## Given request
Return the whole listing exactly as it stands.

## Given records
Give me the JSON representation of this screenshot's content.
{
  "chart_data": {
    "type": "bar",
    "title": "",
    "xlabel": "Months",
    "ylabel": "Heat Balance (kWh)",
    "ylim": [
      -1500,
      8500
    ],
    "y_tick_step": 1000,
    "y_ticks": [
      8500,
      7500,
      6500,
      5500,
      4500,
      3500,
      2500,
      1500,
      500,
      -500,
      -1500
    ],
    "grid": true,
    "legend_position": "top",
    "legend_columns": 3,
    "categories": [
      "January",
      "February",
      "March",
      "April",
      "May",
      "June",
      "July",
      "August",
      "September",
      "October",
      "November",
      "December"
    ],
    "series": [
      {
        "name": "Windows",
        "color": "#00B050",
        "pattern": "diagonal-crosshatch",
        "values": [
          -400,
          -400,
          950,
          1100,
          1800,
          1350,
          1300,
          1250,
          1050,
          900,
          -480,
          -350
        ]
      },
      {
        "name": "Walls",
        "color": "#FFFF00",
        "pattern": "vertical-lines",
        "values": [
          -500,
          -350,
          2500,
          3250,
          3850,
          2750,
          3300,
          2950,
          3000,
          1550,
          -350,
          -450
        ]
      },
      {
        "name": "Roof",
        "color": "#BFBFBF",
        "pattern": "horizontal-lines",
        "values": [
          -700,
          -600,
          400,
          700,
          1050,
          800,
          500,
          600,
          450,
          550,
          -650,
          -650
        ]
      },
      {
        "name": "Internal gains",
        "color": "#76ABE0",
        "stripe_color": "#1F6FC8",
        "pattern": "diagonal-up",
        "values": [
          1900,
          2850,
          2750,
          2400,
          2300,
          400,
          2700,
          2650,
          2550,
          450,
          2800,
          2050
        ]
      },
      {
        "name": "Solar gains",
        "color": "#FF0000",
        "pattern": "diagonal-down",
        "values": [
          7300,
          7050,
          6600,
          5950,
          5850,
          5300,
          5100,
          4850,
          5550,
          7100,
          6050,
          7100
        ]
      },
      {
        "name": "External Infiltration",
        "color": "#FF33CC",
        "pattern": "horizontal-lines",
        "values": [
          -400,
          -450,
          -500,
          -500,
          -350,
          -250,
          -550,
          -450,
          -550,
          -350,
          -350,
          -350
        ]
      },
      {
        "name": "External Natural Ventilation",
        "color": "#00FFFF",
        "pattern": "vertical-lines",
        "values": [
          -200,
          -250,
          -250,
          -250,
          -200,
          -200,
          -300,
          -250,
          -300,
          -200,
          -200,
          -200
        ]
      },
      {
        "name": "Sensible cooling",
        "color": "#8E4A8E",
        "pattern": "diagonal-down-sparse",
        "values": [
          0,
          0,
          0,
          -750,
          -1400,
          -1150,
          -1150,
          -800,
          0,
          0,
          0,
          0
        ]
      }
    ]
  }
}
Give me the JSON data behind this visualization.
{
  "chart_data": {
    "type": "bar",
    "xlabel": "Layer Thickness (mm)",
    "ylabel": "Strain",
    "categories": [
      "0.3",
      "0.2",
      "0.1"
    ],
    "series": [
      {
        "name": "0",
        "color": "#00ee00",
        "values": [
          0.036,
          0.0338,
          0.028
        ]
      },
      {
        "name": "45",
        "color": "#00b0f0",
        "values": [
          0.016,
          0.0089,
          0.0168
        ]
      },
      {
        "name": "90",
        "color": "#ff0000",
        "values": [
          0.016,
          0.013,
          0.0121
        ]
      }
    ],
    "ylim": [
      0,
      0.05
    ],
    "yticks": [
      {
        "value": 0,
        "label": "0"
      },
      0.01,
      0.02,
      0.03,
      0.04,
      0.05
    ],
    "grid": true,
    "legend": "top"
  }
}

## Correct response
Give me the JSON representation of this screenshot's content.
{
  "chart_data": {
    "type": "bar",
    "title": "",
    "xlabel": "Months",
    "ylabel": "Heat Balance (kWh)",
    "ylim": [
      -1500,
      8500
    ],
    "y_tick_step": 1000,
    "y_ticks": [
      8500,
      7500,
      6500,
      5500,
      4500,
      3500,
      2500,
      1500,
      500,
      -500,
      -1500
    ],
    "grid": true,
    "legend_position": "top",
    "legend_columns": 3,
    "categories": [
      "January",
      "February",
      "March",
      "April",
      "May",
      "June",
      "July",
      "August",
      "September",
      "October",
      "November",
      "December"
    ],
    "series": [
      {
        "name": "Windows",
        "color": "#00B050",
        "pattern": "diagonal-crosshatch",
        "values": [
          -400,
          -400,
          950,
          1100,
          1800,
          1350,
          1300,
          1250,
          1050,
          900,
          -480,
          -350
        ]
      },
      {
        "name": "Walls",
        "color": "#FFFF00",
        "pattern": "vertical-lines",
        "values": [
          -500,
          -350,
          2500,
          3250,
          3850,
          2750,
          3300,
          2950,
          3000,
          1550,
          -350,
          -450
        ]
      },
      {
        "name": "Roof",
        "color": "#BFBFBF",
        "pattern": "horizontal-lines",
        "values": [
          -700,
          -600,
          400,
          700,
          1050,
          800,
          500,
          600,
          450,
          550,
          -650,
          -650
        ]
      },
      {
        "name": "Internal gains",
        "color": "#76ABE0",
        "stripe_color": "#1F6FC8",
        "pattern": "diagonal-up",
        "values": [
          1900,
          2850,
          2750,
          2400,
          2300,
          400,
          2700,
          2650,
          2550,
          450,
          2800,
          2050
        ]
      },
      {
        "name": "Solar gains",
        "color": "#FF0000",
        "pattern": "diagonal-down",
        "values": [
          7300,
          7050,
          6600,
          5950,
          5850,
          5300,
          5100,
          4850,
          5550,
          7100,
          6050,
          7100
        ]
      },
      {
        "name": "External Infiltration",
        "color": "#FF33CC",
        "pattern": "horizontal-lines",
        "values": [
          -400,
          -450,
          -500,
          -500,
          -350,
          -250,
          -550,
          -450,
          -550,
          -350,
          -350,
          -350
        ]
      },
      {
        "name": "External Natural Ventilation",
        "color": "#00FFFF",
        "pattern": "vertical-lines",
        "values": [
          -200,
          -250,
          -250,
          -250,
          -200,
          -200,
          -300,
          -250,
          -300,
          -200,
          -200,
          -200
        ]
      },
      {
        "name": "Sensible cooling",
        "color": "#8E4A8E",
        "pattern": "diagonal-down-sparse",
        "values": [
          0,
          0,
          0,
          -750,
          -1400,
          -1150,
          -1150,
          -800,
          0,
          0,
          0,
          0
        ]
      }
    ]
  }
}
Give me the JSON data behind this visualization.
{
  "chart_data": {
    "type": "bar",
    "xlabel": "Layer Thickness (mm)",
    "ylabel": "Strain",
    "categories": [
      "0.3",
      "0.2",
      "0.1"
    ],
    "series": [
      {
        "name": "0",
        "color": "#00ee00",
        "values": [
          0.036,
          0.0338,
          0.028
        ]
      },
      {
        "name": "45",
        "color": "#00b0f0",
        "values": [
          0.016,
          0.0089,
          0.0168
        ]
      },
      {
        "name": "90",
        "color": "#ff0000",
        "values": [
          0.016,
          0.013,
          0.0121
        ]
      }
    ],
    "ylim": [
      0,
      0.05
    ],
    "yticks": [
      {
        "value": 0,
        "label": "0"
      },
      0.01,
      0.02,
      0.03,
      0.04,
      0.05
    ],
    "grid": true,
    "legend": "top"
  }
}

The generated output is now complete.